- WHAT YOU ARE ASKED TO DO:
The records below must be copied in full; omit the images.

- DATA SHOWN:
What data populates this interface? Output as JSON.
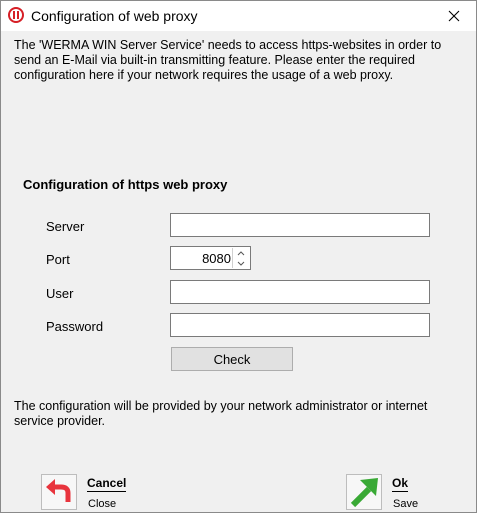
{
  "window": {
    "title": "Configuration of web proxy",
    "close_label": "×"
  },
  "intro": {
    "text": "The 'WERMA WIN Server Service' needs to access https-websites in order to send an E-Mail via built-in transmitting feature. Please enter the required configuration here if your network requires the usage of a web proxy."
  },
  "proxy": {
    "heading": "Configuration of https web proxy",
    "server_label": "Server",
    "server_value": "",
    "port_label": "Port",
    "port_value": "8080",
    "user_label": "User",
    "user_value": "",
    "password_label": "Password",
    "password_value": "",
    "check_label": "Check"
  },
  "note": {
    "text": "The configuration will be provided by your network administrator or internet service provider."
  },
  "actions": {
    "cancel_title": "Cancel",
    "cancel_sub": "Close",
    "ok_title": "Ok",
    "ok_sub": "Save"
  },
  "colors": {
    "brand_red": "#d61f26",
    "ok_green": "#39a935",
    "cancel_red": "#e8343d"
  }
}
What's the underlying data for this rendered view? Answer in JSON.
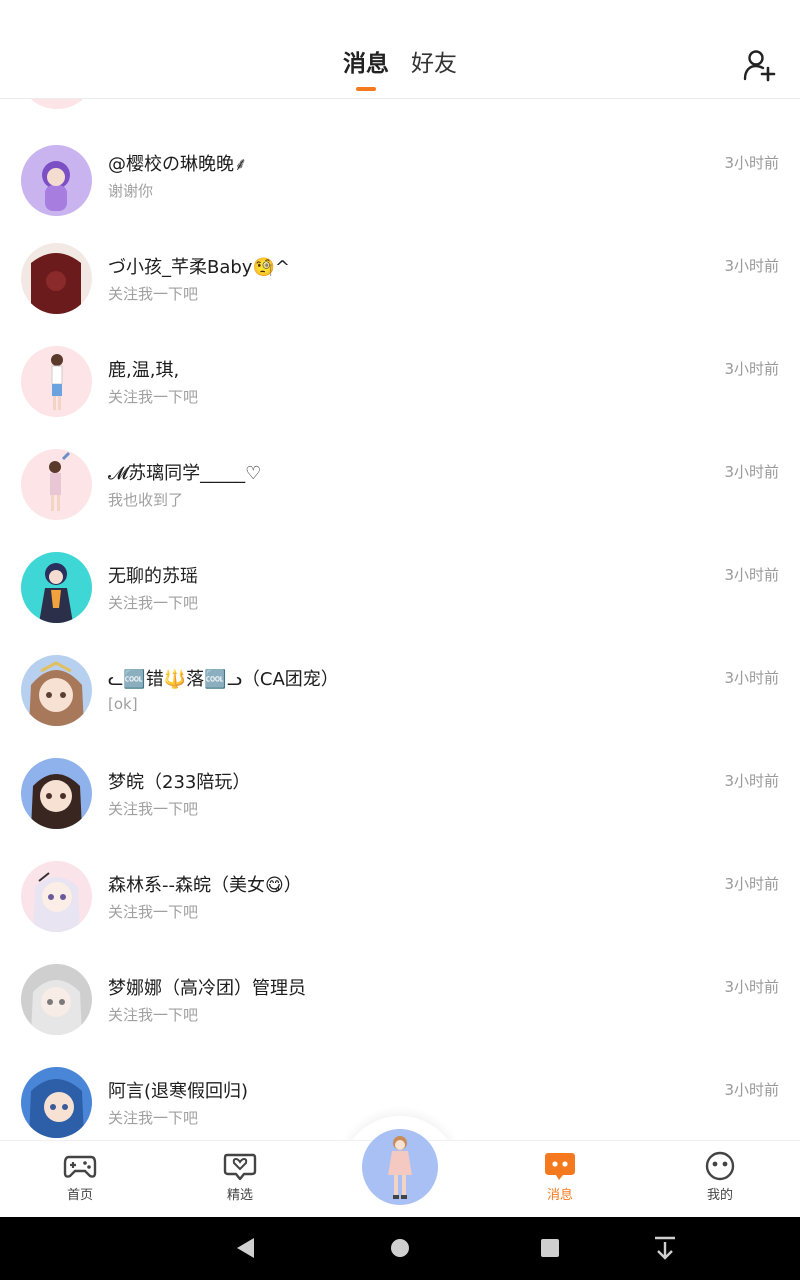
{
  "header": {
    "tabs": [
      {
        "label": "消息",
        "active": true
      },
      {
        "label": "好友",
        "active": false
      }
    ],
    "add_friend_icon": "person-add-icon",
    "accent_color": "#f57a1f"
  },
  "conversations": [
    {
      "name": "@樱校の琳晚晚⸙",
      "preview": "谢谢你",
      "time": "3小时前",
      "avatar_color": "#c9b4f0"
    },
    {
      "name": "づ小孩_芊柔Baby🧐^",
      "preview": "关注我一下吧",
      "time": "3小时前",
      "avatar_color": "#7a2a2a"
    },
    {
      "name": "鹿,温,琪,",
      "preview": "关注我一下吧",
      "time": "3小时前",
      "avatar_color": "#fde4e6"
    },
    {
      "name": "𝓜苏璃同学_____♡",
      "preview": "我也收到了",
      "time": "3小时前",
      "avatar_color": "#fde4e6"
    },
    {
      "name": "无聊的苏瑶",
      "preview": "关注我一下吧",
      "time": "3小时前",
      "avatar_color": "#3fd6d6"
    },
    {
      "name": "ᓚ🆒错🔱落🆒ᓗ（CA团宠）",
      "preview": "[ok]",
      "time": "3小时前",
      "avatar_color": "#b8d0f0"
    },
    {
      "name": "梦皖（233陪玩）",
      "preview": "关注我一下吧",
      "time": "3小时前",
      "avatar_color": "#8fb2ec"
    },
    {
      "name": "森林系--森皖（美女😋）",
      "preview": "关注我一下吧",
      "time": "3小时前",
      "avatar_color": "#fbe3ea"
    },
    {
      "name": "梦娜娜（高冷团）管理员",
      "preview": "关注我一下吧",
      "time": "3小时前",
      "avatar_color": "#cfcfcf"
    },
    {
      "name": "阿言(退寒假回归)",
      "preview": "关注我一下吧",
      "time": "3小时前",
      "avatar_color": "#4a86d8"
    }
  ],
  "bottom_nav": [
    {
      "label": "首页",
      "icon": "gamepad-icon",
      "active": false
    },
    {
      "label": "精选",
      "icon": "heart-chat-icon",
      "active": false
    },
    {
      "label": "消息",
      "icon": "message-icon",
      "active": true
    },
    {
      "label": "我的",
      "icon": "face-icon",
      "active": false
    }
  ],
  "system_bar": {
    "buttons": [
      "back-icon",
      "home-icon",
      "recents-icon",
      "notification-pull-icon"
    ]
  }
}
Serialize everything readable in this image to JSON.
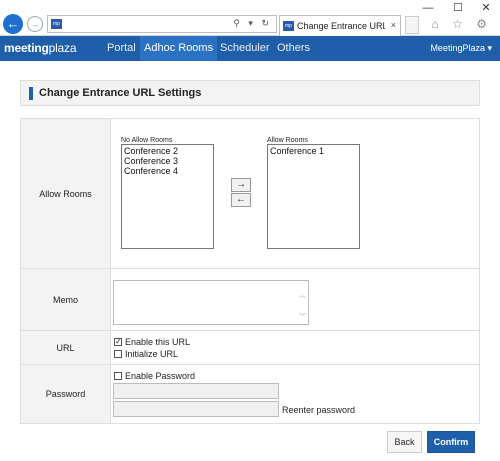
{
  "browser": {
    "favicon_text": "mp",
    "tab_title": "Change Entrance URL Setti...",
    "tab_close": "×",
    "window_controls": [
      "—",
      "☐",
      "✕"
    ],
    "addr_icons": "⚲ ▾ ↻",
    "toolbar_icons": "⌂ ☆ ⚙"
  },
  "nav": {
    "logo_bold": "meeting",
    "logo_rest": "plaza",
    "items": [
      "Portal",
      "Adhoc Rooms",
      "Scheduler",
      "Others"
    ],
    "user": "MeetingPlaza ▾"
  },
  "page": {
    "title": "Change Entrance URL Settings"
  },
  "form": {
    "allow_rooms": {
      "label": "Allow Rooms",
      "no_allow_caption": "No Allow Rooms",
      "allow_caption": "Allow Rooms",
      "no_allow_items": [
        "Conference 2",
        "Conference 3",
        "Conference 4"
      ],
      "allow_items": [
        "Conference 1"
      ],
      "move_right": "→",
      "move_left": "←"
    },
    "memo": {
      "label": "Memo",
      "value": ""
    },
    "url": {
      "label": "URL",
      "enable_label": "Enable this URL",
      "enable_checked": true,
      "initialize_label": "Initialize URL",
      "initialize_checked": false
    },
    "password": {
      "label": "Password",
      "enable_label": "Enable Password",
      "enable_checked": false,
      "reenter_label": "Reenter password"
    }
  },
  "buttons": {
    "back": "Back",
    "confirm": "Confirm"
  }
}
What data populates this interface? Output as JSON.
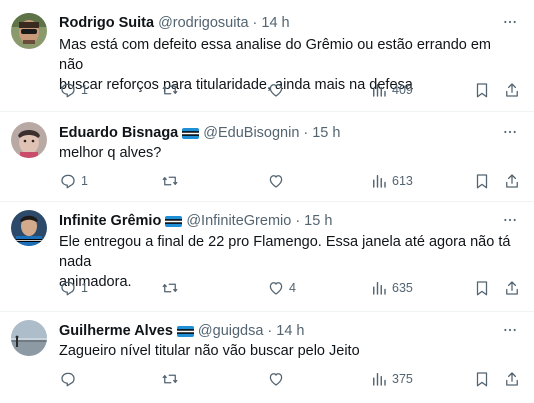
{
  "tweets": [
    {
      "name": "Rodrigo Suita",
      "handle": "@rodrigosuita",
      "time": "14 h",
      "has_flag": false,
      "lines": [
        "Mas está com defeito essa analise do Grêmio ou estão errando em não",
        "buscar reforços para titularidade, ainda mais na defesa"
      ],
      "replies": "1",
      "retweets": "",
      "likes": "",
      "views": "409"
    },
    {
      "name": "Eduardo Bisnaga",
      "handle": "@EduBisognin",
      "time": "15 h",
      "has_flag": true,
      "lines": [
        "melhor q alves?"
      ],
      "replies": "1",
      "retweets": "",
      "likes": "",
      "views": "613"
    },
    {
      "name": "Infinite Grêmio",
      "handle": "@InfiniteGremio",
      "time": "15 h",
      "has_flag": true,
      "lines": [
        "Ele entregou a final de 22 pro Flamengo. Essa janela até agora não tá nada",
        "animadora."
      ],
      "replies": "1",
      "retweets": "",
      "likes": "4",
      "views": "635"
    },
    {
      "name": "Guilherme Alves",
      "handle": "@guigdsa",
      "time": "14 h",
      "has_flag": true,
      "lines": [
        "Zagueiro nível titular não vão buscar pelo Jeito"
      ],
      "replies": "",
      "retweets": "",
      "likes": "",
      "views": "375"
    }
  ],
  "separator": "·",
  "icons": {
    "more": "more-horizontal-icon",
    "reply": "reply-icon",
    "retweet": "retweet-icon",
    "like": "heart-icon",
    "views": "analytics-bars-icon",
    "bookmark": "bookmark-icon",
    "share": "share-icon",
    "flag": "gremio-flag-icon"
  },
  "colors": {
    "text": "#0f1419",
    "secondary": "#536471",
    "divider": "#eff3f4",
    "flag_blue": "#1f8fd6",
    "flag_black": "#000000"
  }
}
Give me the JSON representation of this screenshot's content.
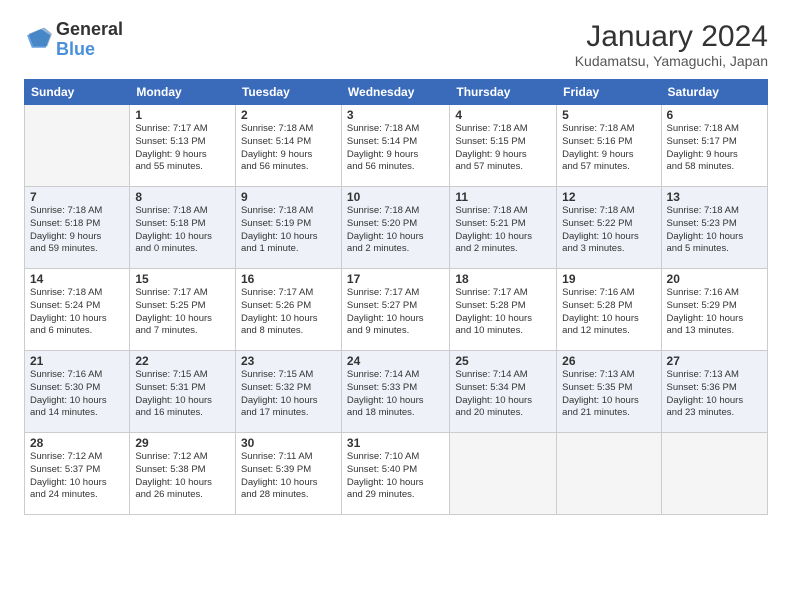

- REPLY:
What data populates this interface? Output as JSON.
{
  "window": {
    "title": "Configuration of web proxy",
    "close_label": "×"
  },
  "intro": {
    "text": "The 'WERMA WIN Server Service' needs to access https-websites in order to send an E-Mail via built-in transmitting feature. Please enter the required configuration here if your network requires the usage of a web proxy."
  },
  "proxy": {
    "heading": "Configuration of https web proxy",
    "server_label": "Server",
    "server_value": "",
    "port_label": "Port",
    "port_value": "8080",
    "user_label": "User",
    "user_value": "",
    "password_label": "Password",
    "password_value": "",
    "check_label": "Check"
  },
  "note": {
    "text": "The configuration will be provided by your network administrator or internet service provider."
  },
  "actions": {
    "cancel_title": "Cancel",
    "cancel_sub": "Close",
    "ok_title": "Ok",
    "ok_sub": "Save"
  },
  "colors": {
    "brand_red": "#d61f26",
    "ok_green": "#39a935",
    "cancel_red": "#e8343d"
  }
}
What's the underlying data for this rendered view? Answer in JSON.
{
  "header": {
    "tabs": [
      {
        "label": "消息",
        "active": true
      },
      {
        "label": "好友",
        "active": false
      }
    ],
    "add_friend_icon": "person-add-icon",
    "accent_color": "#f57a1f"
  },
  "conversations": [
    {
      "name": "@樱校の琳晚晚⸙",
      "preview": "谢谢你",
      "time": "3小时前",
      "avatar_color": "#c9b4f0"
    },
    {
      "name": "づ小孩_芊柔Baby🧐^",
      "preview": "关注我一下吧",
      "time": "3小时前",
      "avatar_color": "#7a2a2a"
    },
    {
      "name": "鹿,温,琪,",
      "preview": "关注我一下吧",
      "time": "3小时前",
      "avatar_color": "#fde4e6"
    },
    {
      "name": "𝓜苏璃同学_____♡",
      "preview": "我也收到了",
      "time": "3小时前",
      "avatar_color": "#fde4e6"
    },
    {
      "name": "无聊的苏瑶",
      "preview": "关注我一下吧",
      "time": "3小时前",
      "avatar_color": "#3fd6d6"
    },
    {
      "name": "ᓚ🆒错🔱落🆒ᓗ（CA团宠）",
      "preview": "[ok]",
      "time": "3小时前",
      "avatar_color": "#b8d0f0"
    },
    {
      "name": "梦皖（233陪玩）",
      "preview": "关注我一下吧",
      "time": "3小时前",
      "avatar_color": "#8fb2ec"
    },
    {
      "name": "森林系--森皖（美女😋）",
      "preview": "关注我一下吧",
      "time": "3小时前",
      "avatar_color": "#fbe3ea"
    },
    {
      "name": "梦娜娜（高冷团）管理员",
      "preview": "关注我一下吧",
      "time": "3小时前",
      "avatar_color": "#cfcfcf"
    },
    {
      "name": "阿言(退寒假回归)",
      "preview": "关注我一下吧",
      "time": "3小时前",
      "avatar_color": "#4a86d8"
    }
  ],
  "bottom_nav": [
    {
      "label": "首页",
      "icon": "gamepad-icon",
      "active": false
    },
    {
      "label": "精选",
      "icon": "heart-chat-icon",
      "active": false
    },
    {
      "label": "消息",
      "icon": "message-icon",
      "active": true
    },
    {
      "label": "我的",
      "icon": "face-icon",
      "active": false
    }
  ],
  "system_bar": {
    "buttons": [
      "back-icon",
      "home-icon",
      "recents-icon",
      "notification-pull-icon"
    ]
  }
}
Serialize everything readable in this image to JSON.
{
  "browser": {
    "favicon_text": "mp",
    "tab_title": "Change Entrance URL Setti...",
    "tab_close": "×",
    "window_controls": [
      "—",
      "☐",
      "✕"
    ],
    "addr_icons": "⚲ ▾ ↻",
    "toolbar_icons": "⌂ ☆ ⚙"
  },
  "nav": {
    "logo_bold": "meeting",
    "logo_rest": "plaza",
    "items": [
      "Portal",
      "Adhoc Rooms",
      "Scheduler",
      "Others"
    ],
    "user": "MeetingPlaza ▾"
  },
  "page": {
    "title": "Change Entrance URL Settings"
  },
  "form": {
    "allow_rooms": {
      "label": "Allow Rooms",
      "no_allow_caption": "No Allow Rooms",
      "allow_caption": "Allow Rooms",
      "no_allow_items": [
        "Conference 2",
        "Conference 3",
        "Conference 4"
      ],
      "allow_items": [
        "Conference 1"
      ],
      "move_right": "→",
      "move_left": "←"
    },
    "memo": {
      "label": "Memo",
      "value": ""
    },
    "url": {
      "label": "URL",
      "enable_label": "Enable this URL",
      "enable_checked": true,
      "initialize_label": "Initialize URL",
      "initialize_checked": false
    },
    "password": {
      "label": "Password",
      "enable_label": "Enable Password",
      "enable_checked": false,
      "reenter_label": "Reenter password"
    }
  },
  "buttons": {
    "back": "Back",
    "confirm": "Confirm"
  }
}
What data populates this interface? Output as JSON.
{
  "tweets": [
    {
      "name": "Rodrigo Suita",
      "handle": "@rodrigosuita",
      "time": "14 h",
      "has_flag": false,
      "lines": [
        "Mas está com defeito essa analise do Grêmio ou estão errando em não",
        "buscar reforços para titularidade, ainda mais na defesa"
      ],
      "replies": "1",
      "retweets": "",
      "likes": "",
      "views": "409"
    },
    {
      "name": "Eduardo Bisnaga",
      "handle": "@EduBisognin",
      "time": "15 h",
      "has_flag": true,
      "lines": [
        "melhor q alves?"
      ],
      "replies": "1",
      "retweets": "",
      "likes": "",
      "views": "613"
    },
    {
      "name": "Infinite Grêmio",
      "handle": "@InfiniteGremio",
      "time": "15 h",
      "has_flag": true,
      "lines": [
        "Ele entregou a final de 22 pro Flamengo. Essa janela até agora não tá nada",
        "animadora."
      ],
      "replies": "1",
      "retweets": "",
      "likes": "4",
      "views": "635"
    },
    {
      "name": "Guilherme Alves",
      "handle": "@guigdsa",
      "time": "14 h",
      "has_flag": true,
      "lines": [
        "Zagueiro nível titular não vão buscar pelo Jeito"
      ],
      "replies": "",
      "retweets": "",
      "likes": "",
      "views": "375"
    }
  ],
  "separator": "·",
  "icons": {
    "more": "more-horizontal-icon",
    "reply": "reply-icon",
    "retweet": "retweet-icon",
    "like": "heart-icon",
    "views": "analytics-bars-icon",
    "bookmark": "bookmark-icon",
    "share": "share-icon",
    "flag": "gremio-flag-icon"
  },
  "colors": {
    "text": "#0f1419",
    "secondary": "#536471",
    "divider": "#eff3f4",
    "flag_blue": "#1f8fd6",
    "flag_black": "#000000"
  }
}
Give me the JSON representation of this screenshot's content.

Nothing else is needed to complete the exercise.